Excerpt from a dataset -

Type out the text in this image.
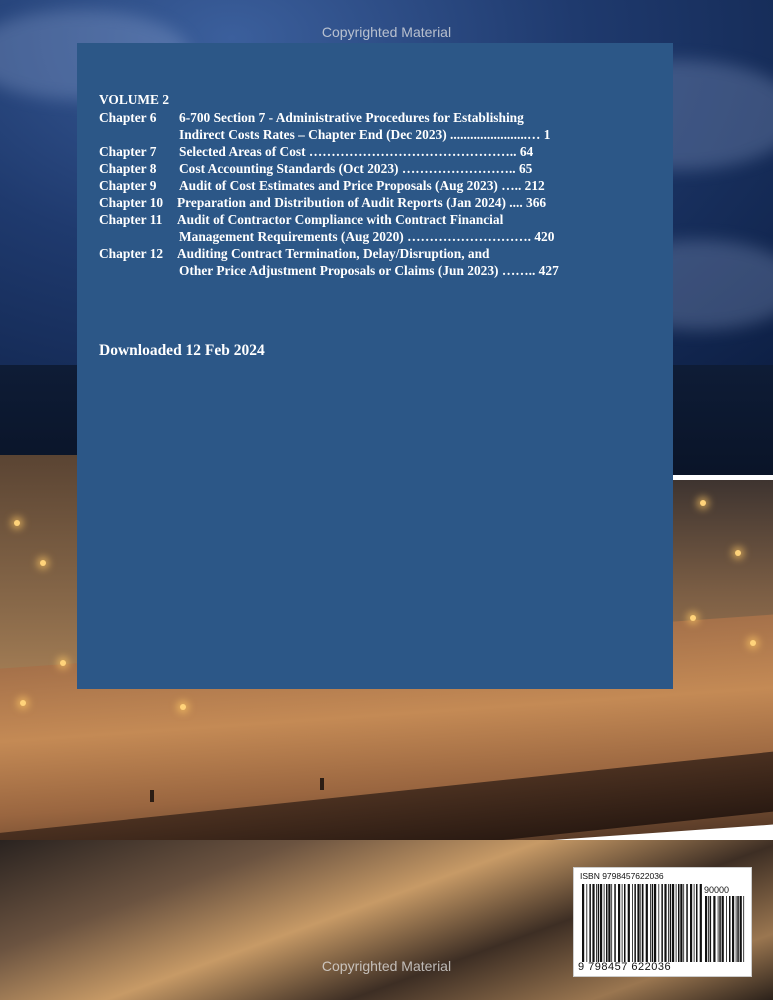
Copyrighted Material
VOLUME 2
Chapter 6	6-700 Section 7 - Administrative Procedures for Establishing
Indirect Costs Rates – Chapter End (Dec 2023) .......................… 1
Chapter 7	Selected Areas of Cost ……………………………………….. 64
Chapter 8	Cost Accounting Standards (Oct 2023) …………………….. 65
Chapter 9	Audit of Cost Estimates and Price Proposals (Aug 2023) ….. 212
Chapter 10	Preparation and Distribution of Audit Reports (Jan 2024) .... 366
Chapter 11	Audit of Contractor Compliance with Contract Financial
Management Requirements (Aug 2020) ………………………. 420
Chapter 12	Auditing Contract Termination, Delay/Disruption, and
Other Price Adjustment Proposals or Claims (Jun 2023) …….. 427
Downloaded 12 Feb 2024
Copyrighted Material
ISBN 9798457622036
90000
9 798457 622036
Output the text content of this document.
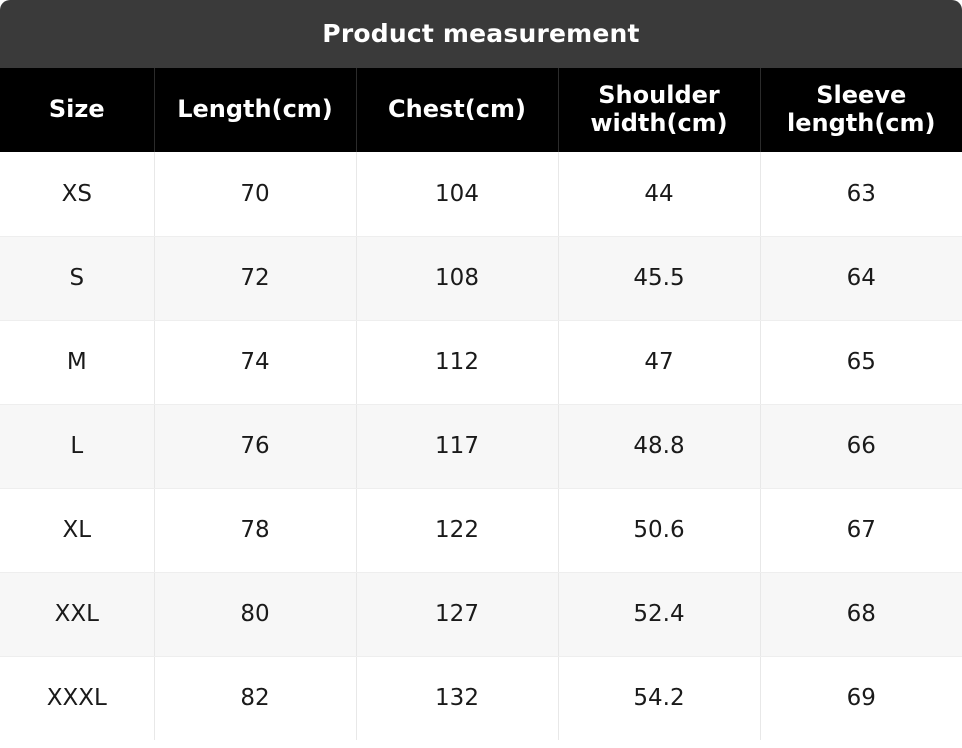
Product measurement
Size	Length(cm)	Chest(cm)	Shoulder width(cm)	Sleeve length(cm)
XS	70	104	44	63
S	72	108	45.5	64
M	74	112	47	65
L	76	117	48.8	66
XL	78	122	50.6	67
XXL	80	127	52.4	68
XXXL	82	132	54.2	69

Task requirements - Take the line that contains "Output the text content of this document." and every line after it up to the end of the records above, and restate them exactly, without the pictures.

Reply -
Output the text content of this document.
Product measurement
Size	Length(cm)	Chest(cm)	Shoulder width(cm)	Sleeve length(cm)
XS	70	104	44	63
S	72	108	45.5	64
M	74	112	47	65
L	76	117	48.8	66
XL	78	122	50.6	67
XXL	80	127	52.4	68
XXXL	82	132	54.2	69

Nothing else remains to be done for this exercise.